**Written problem**
Transcribe the material below exactly as it appears.

Figure record listings:
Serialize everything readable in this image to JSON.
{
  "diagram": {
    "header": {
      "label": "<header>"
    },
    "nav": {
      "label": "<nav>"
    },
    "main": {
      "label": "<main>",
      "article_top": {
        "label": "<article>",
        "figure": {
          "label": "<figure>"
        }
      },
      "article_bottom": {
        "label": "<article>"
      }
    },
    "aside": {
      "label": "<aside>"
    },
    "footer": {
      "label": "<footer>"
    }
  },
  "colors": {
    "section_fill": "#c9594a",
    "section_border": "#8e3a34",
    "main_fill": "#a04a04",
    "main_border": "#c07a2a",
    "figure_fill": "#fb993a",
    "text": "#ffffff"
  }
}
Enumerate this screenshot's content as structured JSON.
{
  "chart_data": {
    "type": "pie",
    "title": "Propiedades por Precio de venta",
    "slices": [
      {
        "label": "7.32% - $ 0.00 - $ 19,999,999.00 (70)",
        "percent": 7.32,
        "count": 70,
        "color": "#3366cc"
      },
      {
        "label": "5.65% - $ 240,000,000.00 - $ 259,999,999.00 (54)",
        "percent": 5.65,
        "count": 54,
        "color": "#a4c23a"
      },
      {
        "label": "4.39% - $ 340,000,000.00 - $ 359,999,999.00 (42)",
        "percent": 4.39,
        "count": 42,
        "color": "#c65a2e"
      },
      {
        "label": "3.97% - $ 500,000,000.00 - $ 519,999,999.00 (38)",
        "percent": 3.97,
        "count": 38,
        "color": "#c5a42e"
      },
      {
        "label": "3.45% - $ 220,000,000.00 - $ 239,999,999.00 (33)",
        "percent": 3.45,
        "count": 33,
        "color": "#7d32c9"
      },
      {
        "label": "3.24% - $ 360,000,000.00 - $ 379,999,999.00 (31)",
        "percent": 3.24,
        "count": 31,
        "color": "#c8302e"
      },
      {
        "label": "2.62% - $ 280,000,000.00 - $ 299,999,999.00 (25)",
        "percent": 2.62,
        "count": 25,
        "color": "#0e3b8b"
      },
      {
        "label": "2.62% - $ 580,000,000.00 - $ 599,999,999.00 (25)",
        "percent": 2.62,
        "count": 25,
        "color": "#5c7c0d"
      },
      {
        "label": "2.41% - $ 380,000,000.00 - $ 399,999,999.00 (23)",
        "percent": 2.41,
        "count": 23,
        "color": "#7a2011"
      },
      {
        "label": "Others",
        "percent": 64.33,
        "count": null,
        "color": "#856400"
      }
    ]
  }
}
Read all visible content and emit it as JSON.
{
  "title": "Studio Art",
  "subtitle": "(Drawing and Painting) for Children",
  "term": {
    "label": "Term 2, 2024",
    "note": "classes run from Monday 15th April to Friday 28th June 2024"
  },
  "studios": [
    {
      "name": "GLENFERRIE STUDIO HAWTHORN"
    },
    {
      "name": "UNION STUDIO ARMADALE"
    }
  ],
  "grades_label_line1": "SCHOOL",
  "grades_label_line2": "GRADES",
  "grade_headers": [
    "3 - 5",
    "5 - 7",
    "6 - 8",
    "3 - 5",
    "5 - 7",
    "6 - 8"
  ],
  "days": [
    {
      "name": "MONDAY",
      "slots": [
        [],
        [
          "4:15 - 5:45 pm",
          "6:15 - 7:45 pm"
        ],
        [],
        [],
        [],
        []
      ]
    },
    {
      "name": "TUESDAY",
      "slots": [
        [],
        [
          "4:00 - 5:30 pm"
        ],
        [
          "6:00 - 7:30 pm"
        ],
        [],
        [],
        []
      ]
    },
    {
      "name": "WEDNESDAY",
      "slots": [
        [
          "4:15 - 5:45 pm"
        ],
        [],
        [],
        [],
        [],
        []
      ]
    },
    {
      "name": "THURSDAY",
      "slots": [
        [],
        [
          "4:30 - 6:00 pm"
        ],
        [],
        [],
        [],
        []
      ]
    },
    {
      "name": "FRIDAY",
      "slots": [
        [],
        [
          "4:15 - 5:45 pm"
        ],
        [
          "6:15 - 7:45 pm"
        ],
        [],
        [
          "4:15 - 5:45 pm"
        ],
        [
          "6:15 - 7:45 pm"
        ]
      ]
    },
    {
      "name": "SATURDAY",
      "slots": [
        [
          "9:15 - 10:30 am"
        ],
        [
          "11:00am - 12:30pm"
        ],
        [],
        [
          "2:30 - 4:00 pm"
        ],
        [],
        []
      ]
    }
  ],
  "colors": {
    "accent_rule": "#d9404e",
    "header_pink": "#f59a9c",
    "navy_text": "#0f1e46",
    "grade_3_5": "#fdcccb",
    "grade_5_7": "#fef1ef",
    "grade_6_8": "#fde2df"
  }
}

**Result for this task**
Serialize everything readable in this image to JSON.
{
  "diagram": {
    "header": {
      "label": "<header>"
    },
    "nav": {
      "label": "<nav>"
    },
    "main": {
      "label": "<main>",
      "article_top": {
        "label": "<article>",
        "figure": {
          "label": "<figure>"
        }
      },
      "article_bottom": {
        "label": "<article>"
      }
    },
    "aside": {
      "label": "<aside>"
    },
    "footer": {
      "label": "<footer>"
    }
  },
  "colors": {
    "section_fill": "#c9594a",
    "section_border": "#8e3a34",
    "main_fill": "#a04a04",
    "main_border": "#c07a2a",
    "figure_fill": "#fb993a",
    "text": "#ffffff"
  }
}
Enumerate this screenshot's content as structured JSON.
{
  "chart_data": {
    "type": "pie",
    "title": "Propiedades por Precio de venta",
    "slices": [
      {
        "label": "7.32% - $ 0.00 - $ 19,999,999.00 (70)",
        "percent": 7.32,
        "count": 70,
        "color": "#3366cc"
      },
      {
        "label": "5.65% - $ 240,000,000.00 - $ 259,999,999.00 (54)",
        "percent": 5.65,
        "count": 54,
        "color": "#a4c23a"
      },
      {
        "label": "4.39% - $ 340,000,000.00 - $ 359,999,999.00 (42)",
        "percent": 4.39,
        "count": 42,
        "color": "#c65a2e"
      },
      {
        "label": "3.97% - $ 500,000,000.00 - $ 519,999,999.00 (38)",
        "percent": 3.97,
        "count": 38,
        "color": "#c5a42e"
      },
      {
        "label": "3.45% - $ 220,000,000.00 - $ 239,999,999.00 (33)",
        "percent": 3.45,
        "count": 33,
        "color": "#7d32c9"
      },
      {
        "label": "3.24% - $ 360,000,000.00 - $ 379,999,999.00 (31)",
        "percent": 3.24,
        "count": 31,
        "color": "#c8302e"
      },
      {
        "label": "2.62% - $ 280,000,000.00 - $ 299,999,999.00 (25)",
        "percent": 2.62,
        "count": 25,
        "color": "#0e3b8b"
      },
      {
        "label": "2.62% - $ 580,000,000.00 - $ 599,999,999.00 (25)",
        "percent": 2.62,
        "count": 25,
        "color": "#5c7c0d"
      },
      {
        "label": "2.41% - $ 380,000,000.00 - $ 399,999,999.00 (23)",
        "percent": 2.41,
        "count": 23,
        "color": "#7a2011"
      },
      {
        "label": "Others",
        "percent": 64.33,
        "count": null,
        "color": "#856400"
      }
    ]
  }
}
Read all visible content and emit it as JSON.
{
  "title": "Studio Art",
  "subtitle": "(Drawing and Painting) for Children",
  "term": {
    "label": "Term 2, 2024",
    "note": "classes run from Monday 15th April to Friday 28th June 2024"
  },
  "studios": [
    {
      "name": "GLENFERRIE STUDIO HAWTHORN"
    },
    {
      "name": "UNION STUDIO ARMADALE"
    }
  ],
  "grades_label_line1": "SCHOOL",
  "grades_label_line2": "GRADES",
  "grade_headers": [
    "3 - 5",
    "5 - 7",
    "6 - 8",
    "3 - 5",
    "5 - 7",
    "6 - 8"
  ],
  "days": [
    {
      "name": "MONDAY",
      "slots": [
        [],
        [
          "4:15 - 5:45 pm",
          "6:15 - 7:45 pm"
        ],
        [],
        [],
        [],
        []
      ]
    },
    {
      "name": "TUESDAY",
      "slots": [
        [],
        [
          "4:00 - 5:30 pm"
        ],
        [
          "6:00 - 7:30 pm"
        ],
        [],
        [],
        []
      ]
    },
    {
      "name": "WEDNESDAY",
      "slots": [
        [
          "4:15 - 5:45 pm"
        ],
        [],
        [],
        [],
        [],
        []
      ]
    },
    {
      "name": "THURSDAY",
      "slots": [
        [],
        [
          "4:30 - 6:00 pm"
        ],
        [],
        [],
        [],
        []
      ]
    },
    {
      "name": "FRIDAY",
      "slots": [
        [],
        [
          "4:15 - 5:45 pm"
        ],
        [
          "6:15 - 7:45 pm"
        ],
        [],
        [
          "4:15 - 5:45 pm"
        ],
        [
          "6:15 - 7:45 pm"
        ]
      ]
    },
    {
      "name": "SATURDAY",
      "slots": [
        [
          "9:15 - 10:30 am"
        ],
        [
          "11:00am - 12:30pm"
        ],
        [],
        [
          "2:30 - 4:00 pm"
        ],
        [],
        []
      ]
    }
  ],
  "colors": {
    "accent_rule": "#d9404e",
    "header_pink": "#f59a9c",
    "navy_text": "#0f1e46",
    "grade_3_5": "#fdcccb",
    "grade_5_7": "#fef1ef",
    "grade_6_8": "#fde2df"
  }
}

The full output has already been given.